** start Provided records **

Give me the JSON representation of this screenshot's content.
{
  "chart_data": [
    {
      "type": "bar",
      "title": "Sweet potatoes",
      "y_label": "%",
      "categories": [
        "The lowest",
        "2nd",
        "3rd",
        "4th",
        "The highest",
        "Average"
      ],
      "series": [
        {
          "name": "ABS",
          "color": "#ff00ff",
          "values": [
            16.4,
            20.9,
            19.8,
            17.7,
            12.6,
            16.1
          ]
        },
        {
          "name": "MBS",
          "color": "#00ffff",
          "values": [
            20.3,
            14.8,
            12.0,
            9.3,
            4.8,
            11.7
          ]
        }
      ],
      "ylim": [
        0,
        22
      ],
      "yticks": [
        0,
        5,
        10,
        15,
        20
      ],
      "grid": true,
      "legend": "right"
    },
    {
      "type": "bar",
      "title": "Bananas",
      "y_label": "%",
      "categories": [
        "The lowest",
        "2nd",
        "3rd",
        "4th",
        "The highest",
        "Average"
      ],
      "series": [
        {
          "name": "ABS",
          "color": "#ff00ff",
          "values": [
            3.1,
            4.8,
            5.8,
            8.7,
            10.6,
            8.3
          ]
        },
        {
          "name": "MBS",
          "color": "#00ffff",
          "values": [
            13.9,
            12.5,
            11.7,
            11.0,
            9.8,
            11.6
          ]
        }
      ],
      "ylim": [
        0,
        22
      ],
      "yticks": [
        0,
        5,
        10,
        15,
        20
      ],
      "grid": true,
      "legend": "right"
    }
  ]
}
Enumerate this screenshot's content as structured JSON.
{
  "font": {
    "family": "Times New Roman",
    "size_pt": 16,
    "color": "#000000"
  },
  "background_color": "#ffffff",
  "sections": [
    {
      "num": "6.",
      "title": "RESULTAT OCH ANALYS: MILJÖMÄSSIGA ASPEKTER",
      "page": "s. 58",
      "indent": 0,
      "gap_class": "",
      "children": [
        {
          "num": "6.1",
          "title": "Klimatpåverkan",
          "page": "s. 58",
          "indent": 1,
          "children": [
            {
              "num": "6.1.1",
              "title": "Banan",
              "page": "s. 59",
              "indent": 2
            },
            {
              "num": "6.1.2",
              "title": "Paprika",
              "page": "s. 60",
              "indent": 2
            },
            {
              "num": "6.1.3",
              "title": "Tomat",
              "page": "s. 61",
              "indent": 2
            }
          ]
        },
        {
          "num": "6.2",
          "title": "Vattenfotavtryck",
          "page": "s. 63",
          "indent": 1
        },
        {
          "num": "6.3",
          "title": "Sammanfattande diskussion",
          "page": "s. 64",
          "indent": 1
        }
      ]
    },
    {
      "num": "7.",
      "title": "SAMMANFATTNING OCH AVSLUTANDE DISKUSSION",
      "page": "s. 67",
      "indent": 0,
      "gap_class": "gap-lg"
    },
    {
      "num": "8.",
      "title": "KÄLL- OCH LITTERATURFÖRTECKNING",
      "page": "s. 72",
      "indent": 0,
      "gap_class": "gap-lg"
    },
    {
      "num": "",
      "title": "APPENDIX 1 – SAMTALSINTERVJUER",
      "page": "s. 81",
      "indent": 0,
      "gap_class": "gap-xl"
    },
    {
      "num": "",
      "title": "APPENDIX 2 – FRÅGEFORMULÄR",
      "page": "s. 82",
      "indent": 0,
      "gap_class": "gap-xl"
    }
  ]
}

** end Provided records **

*What you should do*:
Restate each record word for word.

*Exercise response*:
Give me the JSON representation of this screenshot's content.
{
  "chart_data": [
    {
      "type": "bar",
      "title": "Sweet potatoes",
      "y_label": "%",
      "categories": [
        "The lowest",
        "2nd",
        "3rd",
        "4th",
        "The highest",
        "Average"
      ],
      "series": [
        {
          "name": "ABS",
          "color": "#ff00ff",
          "values": [
            16.4,
            20.9,
            19.8,
            17.7,
            12.6,
            16.1
          ]
        },
        {
          "name": "MBS",
          "color": "#00ffff",
          "values": [
            20.3,
            14.8,
            12.0,
            9.3,
            4.8,
            11.7
          ]
        }
      ],
      "ylim": [
        0,
        22
      ],
      "yticks": [
        0,
        5,
        10,
        15,
        20
      ],
      "grid": true,
      "legend": "right"
    },
    {
      "type": "bar",
      "title": "Bananas",
      "y_label": "%",
      "categories": [
        "The lowest",
        "2nd",
        "3rd",
        "4th",
        "The highest",
        "Average"
      ],
      "series": [
        {
          "name": "ABS",
          "color": "#ff00ff",
          "values": [
            3.1,
            4.8,
            5.8,
            8.7,
            10.6,
            8.3
          ]
        },
        {
          "name": "MBS",
          "color": "#00ffff",
          "values": [
            13.9,
            12.5,
            11.7,
            11.0,
            9.8,
            11.6
          ]
        }
      ],
      "ylim": [
        0,
        22
      ],
      "yticks": [
        0,
        5,
        10,
        15,
        20
      ],
      "grid": true,
      "legend": "right"
    }
  ]
}
Enumerate this screenshot's content as structured JSON.
{
  "font": {
    "family": "Times New Roman",
    "size_pt": 16,
    "color": "#000000"
  },
  "background_color": "#ffffff",
  "sections": [
    {
      "num": "6.",
      "title": "RESULTAT OCH ANALYS: MILJÖMÄSSIGA ASPEKTER",
      "page": "s. 58",
      "indent": 0,
      "gap_class": "",
      "children": [
        {
          "num": "6.1",
          "title": "Klimatpåverkan",
          "page": "s. 58",
          "indent": 1,
          "children": [
            {
              "num": "6.1.1",
              "title": "Banan",
              "page": "s. 59",
              "indent": 2
            },
            {
              "num": "6.1.2",
              "title": "Paprika",
              "page": "s. 60",
              "indent": 2
            },
            {
              "num": "6.1.3",
              "title": "Tomat",
              "page": "s. 61",
              "indent": 2
            }
          ]
        },
        {
          "num": "6.2",
          "title": "Vattenfotavtryck",
          "page": "s. 63",
          "indent": 1
        },
        {
          "num": "6.3",
          "title": "Sammanfattande diskussion",
          "page": "s. 64",
          "indent": 1
        }
      ]
    },
    {
      "num": "7.",
      "title": "SAMMANFATTNING OCH AVSLUTANDE DISKUSSION",
      "page": "s. 67",
      "indent": 0,
      "gap_class": "gap-lg"
    },
    {
      "num": "8.",
      "title": "KÄLL- OCH LITTERATURFÖRTECKNING",
      "page": "s. 72",
      "indent": 0,
      "gap_class": "gap-lg"
    },
    {
      "num": "",
      "title": "APPENDIX 1 – SAMTALSINTERVJUER",
      "page": "s. 81",
      "indent": 0,
      "gap_class": "gap-xl"
    },
    {
      "num": "",
      "title": "APPENDIX 2 – FRÅGEFORMULÄR",
      "page": "s. 82",
      "indent": 0,
      "gap_class": "gap-xl"
    }
  ]
}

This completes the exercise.